**Record excerpts:**
*** Begin section ***

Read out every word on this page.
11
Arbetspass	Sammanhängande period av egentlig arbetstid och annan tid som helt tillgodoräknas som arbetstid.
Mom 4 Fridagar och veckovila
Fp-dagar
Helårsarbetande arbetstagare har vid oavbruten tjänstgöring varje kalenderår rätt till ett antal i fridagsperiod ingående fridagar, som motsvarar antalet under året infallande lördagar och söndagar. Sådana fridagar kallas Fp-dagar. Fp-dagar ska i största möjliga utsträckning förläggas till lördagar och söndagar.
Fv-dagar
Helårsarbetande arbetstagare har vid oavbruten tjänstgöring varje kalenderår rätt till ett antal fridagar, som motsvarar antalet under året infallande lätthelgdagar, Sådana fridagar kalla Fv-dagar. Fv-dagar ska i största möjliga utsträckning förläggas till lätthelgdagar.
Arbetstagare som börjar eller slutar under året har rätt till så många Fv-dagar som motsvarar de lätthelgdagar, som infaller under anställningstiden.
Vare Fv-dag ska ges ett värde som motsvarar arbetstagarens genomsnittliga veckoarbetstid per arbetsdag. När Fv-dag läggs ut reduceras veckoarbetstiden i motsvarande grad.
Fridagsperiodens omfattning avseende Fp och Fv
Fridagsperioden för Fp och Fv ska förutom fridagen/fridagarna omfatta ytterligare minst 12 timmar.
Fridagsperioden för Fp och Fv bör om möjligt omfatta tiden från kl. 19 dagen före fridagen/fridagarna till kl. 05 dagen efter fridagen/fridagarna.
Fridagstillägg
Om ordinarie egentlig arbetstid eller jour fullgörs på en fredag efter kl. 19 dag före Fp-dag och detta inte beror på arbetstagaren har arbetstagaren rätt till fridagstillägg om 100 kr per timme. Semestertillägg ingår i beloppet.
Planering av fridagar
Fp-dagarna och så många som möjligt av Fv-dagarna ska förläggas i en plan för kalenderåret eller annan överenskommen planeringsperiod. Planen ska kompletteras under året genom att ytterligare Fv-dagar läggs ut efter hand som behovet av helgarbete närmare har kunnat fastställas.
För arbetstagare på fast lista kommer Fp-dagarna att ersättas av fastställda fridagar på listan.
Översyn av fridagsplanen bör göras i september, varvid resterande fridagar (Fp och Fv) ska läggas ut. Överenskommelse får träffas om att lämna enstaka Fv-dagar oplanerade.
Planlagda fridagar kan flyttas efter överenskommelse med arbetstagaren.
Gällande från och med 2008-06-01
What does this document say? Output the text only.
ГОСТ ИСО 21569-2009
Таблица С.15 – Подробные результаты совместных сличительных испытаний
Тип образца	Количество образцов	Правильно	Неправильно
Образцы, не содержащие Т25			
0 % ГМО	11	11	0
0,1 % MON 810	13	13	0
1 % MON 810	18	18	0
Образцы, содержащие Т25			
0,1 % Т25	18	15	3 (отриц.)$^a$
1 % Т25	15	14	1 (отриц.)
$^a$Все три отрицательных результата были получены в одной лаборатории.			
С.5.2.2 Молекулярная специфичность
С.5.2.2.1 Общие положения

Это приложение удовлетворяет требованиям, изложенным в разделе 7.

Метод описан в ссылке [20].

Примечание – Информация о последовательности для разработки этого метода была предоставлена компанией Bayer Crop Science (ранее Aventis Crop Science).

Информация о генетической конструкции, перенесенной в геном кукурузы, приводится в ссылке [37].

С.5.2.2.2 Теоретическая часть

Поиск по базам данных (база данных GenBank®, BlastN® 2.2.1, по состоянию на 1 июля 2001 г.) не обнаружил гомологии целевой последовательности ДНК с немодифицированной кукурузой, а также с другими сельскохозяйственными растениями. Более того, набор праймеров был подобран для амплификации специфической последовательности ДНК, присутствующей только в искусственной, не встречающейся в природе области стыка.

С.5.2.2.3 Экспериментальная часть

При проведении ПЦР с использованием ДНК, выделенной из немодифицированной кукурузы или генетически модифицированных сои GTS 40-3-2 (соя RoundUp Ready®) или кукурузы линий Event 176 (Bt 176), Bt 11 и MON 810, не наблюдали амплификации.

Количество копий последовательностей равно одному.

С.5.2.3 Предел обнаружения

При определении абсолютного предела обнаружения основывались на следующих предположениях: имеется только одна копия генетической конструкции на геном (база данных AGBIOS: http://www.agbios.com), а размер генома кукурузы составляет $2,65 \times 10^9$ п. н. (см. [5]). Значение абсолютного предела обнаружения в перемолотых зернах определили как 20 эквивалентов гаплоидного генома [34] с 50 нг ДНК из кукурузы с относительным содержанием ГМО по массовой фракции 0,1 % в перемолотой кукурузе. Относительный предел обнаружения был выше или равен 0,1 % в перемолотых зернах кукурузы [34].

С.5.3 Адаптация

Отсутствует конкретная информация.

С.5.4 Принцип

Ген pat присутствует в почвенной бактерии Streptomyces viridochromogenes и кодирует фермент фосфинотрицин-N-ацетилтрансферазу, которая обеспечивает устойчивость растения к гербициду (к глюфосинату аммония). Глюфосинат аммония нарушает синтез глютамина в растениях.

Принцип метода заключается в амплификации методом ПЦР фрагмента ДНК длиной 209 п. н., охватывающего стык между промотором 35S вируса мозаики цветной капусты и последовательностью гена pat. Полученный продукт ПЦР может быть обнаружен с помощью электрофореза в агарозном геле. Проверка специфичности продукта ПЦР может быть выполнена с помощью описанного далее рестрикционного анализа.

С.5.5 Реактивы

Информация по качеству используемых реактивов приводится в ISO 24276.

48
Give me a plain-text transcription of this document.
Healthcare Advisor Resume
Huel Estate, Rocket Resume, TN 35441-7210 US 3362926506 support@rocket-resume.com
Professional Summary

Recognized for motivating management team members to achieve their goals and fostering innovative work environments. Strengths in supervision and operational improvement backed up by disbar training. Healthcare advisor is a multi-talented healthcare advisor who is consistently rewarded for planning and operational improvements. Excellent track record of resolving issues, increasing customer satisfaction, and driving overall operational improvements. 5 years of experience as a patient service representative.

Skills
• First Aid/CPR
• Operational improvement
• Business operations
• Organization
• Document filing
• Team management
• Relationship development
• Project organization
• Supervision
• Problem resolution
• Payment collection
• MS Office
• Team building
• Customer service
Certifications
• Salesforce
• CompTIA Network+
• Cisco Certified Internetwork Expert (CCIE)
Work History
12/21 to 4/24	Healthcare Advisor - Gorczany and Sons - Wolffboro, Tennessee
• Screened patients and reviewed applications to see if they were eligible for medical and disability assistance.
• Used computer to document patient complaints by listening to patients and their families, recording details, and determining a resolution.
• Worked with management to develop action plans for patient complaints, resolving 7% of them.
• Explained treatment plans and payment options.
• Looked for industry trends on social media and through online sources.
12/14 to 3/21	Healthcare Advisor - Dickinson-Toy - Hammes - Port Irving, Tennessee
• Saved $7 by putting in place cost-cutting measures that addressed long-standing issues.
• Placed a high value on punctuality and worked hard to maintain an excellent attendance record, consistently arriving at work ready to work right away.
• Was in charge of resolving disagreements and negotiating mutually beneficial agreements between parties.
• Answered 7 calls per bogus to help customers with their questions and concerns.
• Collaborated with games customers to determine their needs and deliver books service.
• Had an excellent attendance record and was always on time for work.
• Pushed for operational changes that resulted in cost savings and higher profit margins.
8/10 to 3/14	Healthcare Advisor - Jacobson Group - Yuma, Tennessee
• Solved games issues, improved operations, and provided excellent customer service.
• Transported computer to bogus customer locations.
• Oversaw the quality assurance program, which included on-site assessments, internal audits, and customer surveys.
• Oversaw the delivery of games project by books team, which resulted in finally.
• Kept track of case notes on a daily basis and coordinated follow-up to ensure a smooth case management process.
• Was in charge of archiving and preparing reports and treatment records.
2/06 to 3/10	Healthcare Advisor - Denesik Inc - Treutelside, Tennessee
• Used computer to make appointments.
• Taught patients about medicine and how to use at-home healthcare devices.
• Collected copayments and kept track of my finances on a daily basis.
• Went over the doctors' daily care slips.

*** End section ***

**How to complete this task:** Using the material above, filter for lines holding "cost" and copy each one.

**Answer to the exercise:**
• Saved $7 by putting in place cost-cutting measures that addressed long-standing issues.
• Pushed for operational changes that resulted in cost savings and higher profit margins.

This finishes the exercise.